-- Start of EXERCISE INPUTS --
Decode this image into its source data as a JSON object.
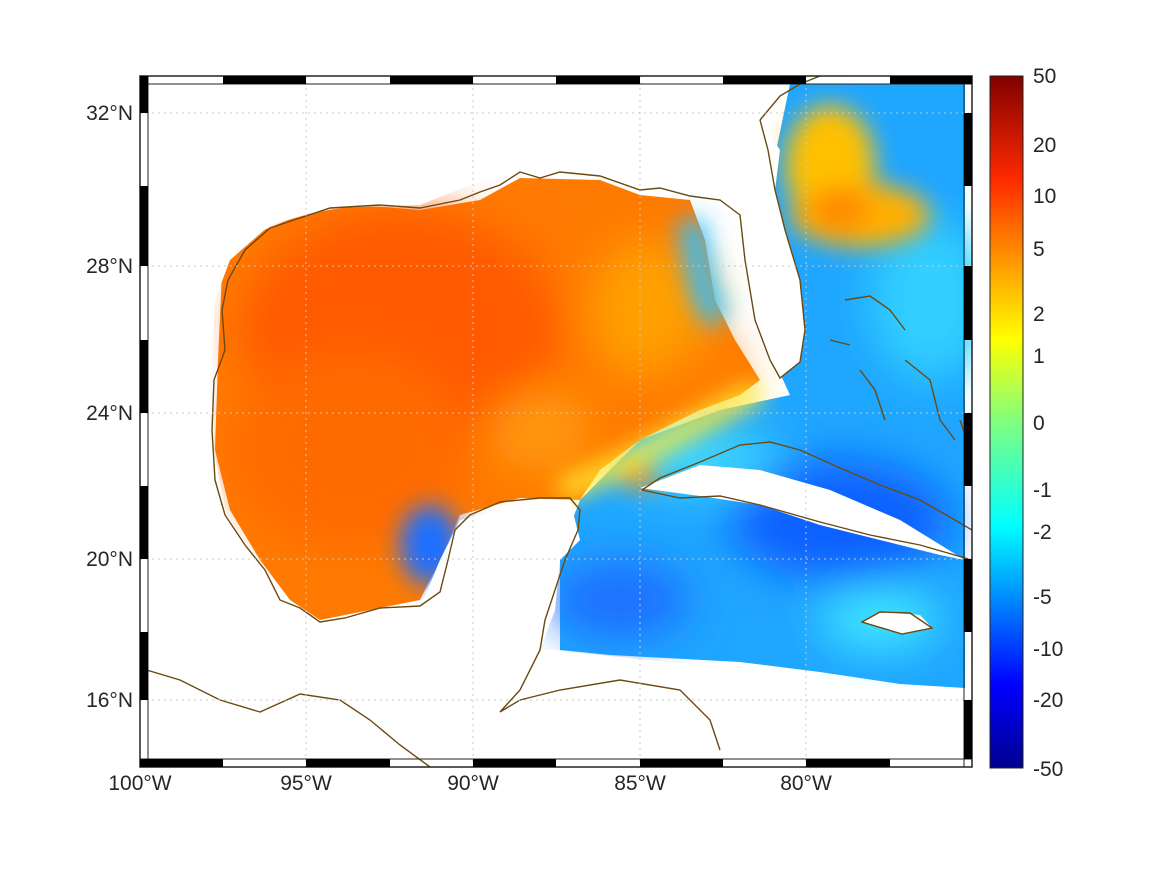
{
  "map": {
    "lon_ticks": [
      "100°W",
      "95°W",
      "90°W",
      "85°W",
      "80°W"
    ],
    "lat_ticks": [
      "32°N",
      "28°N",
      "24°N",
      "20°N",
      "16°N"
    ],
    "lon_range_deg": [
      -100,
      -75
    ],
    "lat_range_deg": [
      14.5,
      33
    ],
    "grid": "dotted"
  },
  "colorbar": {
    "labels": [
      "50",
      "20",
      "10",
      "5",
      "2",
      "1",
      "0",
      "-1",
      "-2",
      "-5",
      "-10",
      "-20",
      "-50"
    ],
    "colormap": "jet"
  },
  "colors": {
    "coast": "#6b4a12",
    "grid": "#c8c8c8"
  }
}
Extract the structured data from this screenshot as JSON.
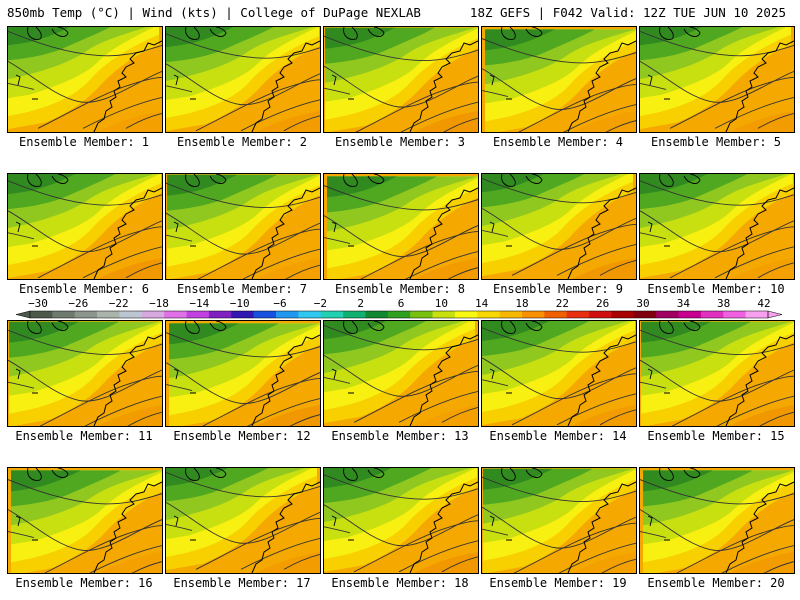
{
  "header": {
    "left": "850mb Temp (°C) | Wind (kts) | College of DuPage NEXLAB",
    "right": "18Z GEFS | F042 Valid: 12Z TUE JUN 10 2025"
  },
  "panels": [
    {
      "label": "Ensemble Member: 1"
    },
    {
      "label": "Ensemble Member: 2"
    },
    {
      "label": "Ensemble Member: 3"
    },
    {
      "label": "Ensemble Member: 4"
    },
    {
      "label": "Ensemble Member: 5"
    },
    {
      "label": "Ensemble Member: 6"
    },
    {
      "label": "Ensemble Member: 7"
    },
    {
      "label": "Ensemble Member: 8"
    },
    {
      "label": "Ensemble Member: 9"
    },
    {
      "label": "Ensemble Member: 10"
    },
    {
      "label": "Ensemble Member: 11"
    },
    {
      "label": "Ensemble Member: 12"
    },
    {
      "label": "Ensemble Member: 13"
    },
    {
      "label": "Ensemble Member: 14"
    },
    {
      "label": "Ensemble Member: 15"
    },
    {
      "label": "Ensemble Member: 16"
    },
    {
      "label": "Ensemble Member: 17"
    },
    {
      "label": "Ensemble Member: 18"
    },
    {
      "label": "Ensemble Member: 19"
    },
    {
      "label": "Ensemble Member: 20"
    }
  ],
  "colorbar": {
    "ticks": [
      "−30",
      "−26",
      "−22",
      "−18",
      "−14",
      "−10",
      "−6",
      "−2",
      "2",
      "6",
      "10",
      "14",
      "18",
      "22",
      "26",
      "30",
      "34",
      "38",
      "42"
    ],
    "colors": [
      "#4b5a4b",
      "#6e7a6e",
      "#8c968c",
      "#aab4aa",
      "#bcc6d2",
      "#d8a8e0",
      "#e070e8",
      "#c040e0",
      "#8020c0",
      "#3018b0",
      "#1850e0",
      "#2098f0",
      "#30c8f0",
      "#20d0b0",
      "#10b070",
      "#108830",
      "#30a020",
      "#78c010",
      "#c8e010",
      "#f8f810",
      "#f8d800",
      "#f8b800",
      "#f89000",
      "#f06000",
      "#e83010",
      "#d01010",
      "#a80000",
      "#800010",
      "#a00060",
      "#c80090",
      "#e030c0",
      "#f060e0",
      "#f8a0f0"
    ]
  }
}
-- End of EXERCISE INPUTS --
Without including any picture, retype the entries exactly.

* [THE COMPLETED TASK]
Decode this image into its source data as a JSON object.
{
  "map": {
    "lon_ticks": [
      "100°W",
      "95°W",
      "90°W",
      "85°W",
      "80°W"
    ],
    "lat_ticks": [
      "32°N",
      "28°N",
      "24°N",
      "20°N",
      "16°N"
    ],
    "lon_range_deg": [
      -100,
      -75
    ],
    "lat_range_deg": [
      14.5,
      33
    ],
    "grid": "dotted"
  },
  "colorbar": {
    "labels": [
      "50",
      "20",
      "10",
      "5",
      "2",
      "1",
      "0",
      "-1",
      "-2",
      "-5",
      "-10",
      "-20",
      "-50"
    ],
    "colormap": "jet"
  },
  "colors": {
    "coast": "#6b4a12",
    "grid": "#c8c8c8"
  }
}
Extract the structured data from this screenshot as JSON.
{
  "header": {
    "left": "850mb Temp (°C) | Wind (kts) | College of DuPage NEXLAB",
    "right": "18Z GEFS | F042 Valid: 12Z TUE JUN 10 2025"
  },
  "panels": [
    {
      "label": "Ensemble Member: 1"
    },
    {
      "label": "Ensemble Member: 2"
    },
    {
      "label": "Ensemble Member: 3"
    },
    {
      "label": "Ensemble Member: 4"
    },
    {
      "label": "Ensemble Member: 5"
    },
    {
      "label": "Ensemble Member: 6"
    },
    {
      "label": "Ensemble Member: 7"
    },
    {
      "label": "Ensemble Member: 8"
    },
    {
      "label": "Ensemble Member: 9"
    },
    {
      "label": "Ensemble Member: 10"
    },
    {
      "label": "Ensemble Member: 11"
    },
    {
      "label": "Ensemble Member: 12"
    },
    {
      "label": "Ensemble Member: 13"
    },
    {
      "label": "Ensemble Member: 14"
    },
    {
      "label": "Ensemble Member: 15"
    },
    {
      "label": "Ensemble Member: 16"
    },
    {
      "label": "Ensemble Member: 17"
    },
    {
      "label": "Ensemble Member: 18"
    },
    {
      "label": "Ensemble Member: 19"
    },
    {
      "label": "Ensemble Member: 20"
    }
  ],
  "colorbar": {
    "ticks": [
      "−30",
      "−26",
      "−22",
      "−18",
      "−14",
      "−10",
      "−6",
      "−2",
      "2",
      "6",
      "10",
      "14",
      "18",
      "22",
      "26",
      "30",
      "34",
      "38",
      "42"
    ],
    "colors": [
      "#4b5a4b",
      "#6e7a6e",
      "#8c968c",
      "#aab4aa",
      "#bcc6d2",
      "#d8a8e0",
      "#e070e8",
      "#c040e0",
      "#8020c0",
      "#3018b0",
      "#1850e0",
      "#2098f0",
      "#30c8f0",
      "#20d0b0",
      "#10b070",
      "#108830",
      "#30a020",
      "#78c010",
      "#c8e010",
      "#f8f810",
      "#f8d800",
      "#f8b800",
      "#f89000",
      "#f06000",
      "#e83010",
      "#d01010",
      "#a80000",
      "#800010",
      "#a00060",
      "#c80090",
      "#e030c0",
      "#f060e0",
      "#f8a0f0"
    ]
  }
}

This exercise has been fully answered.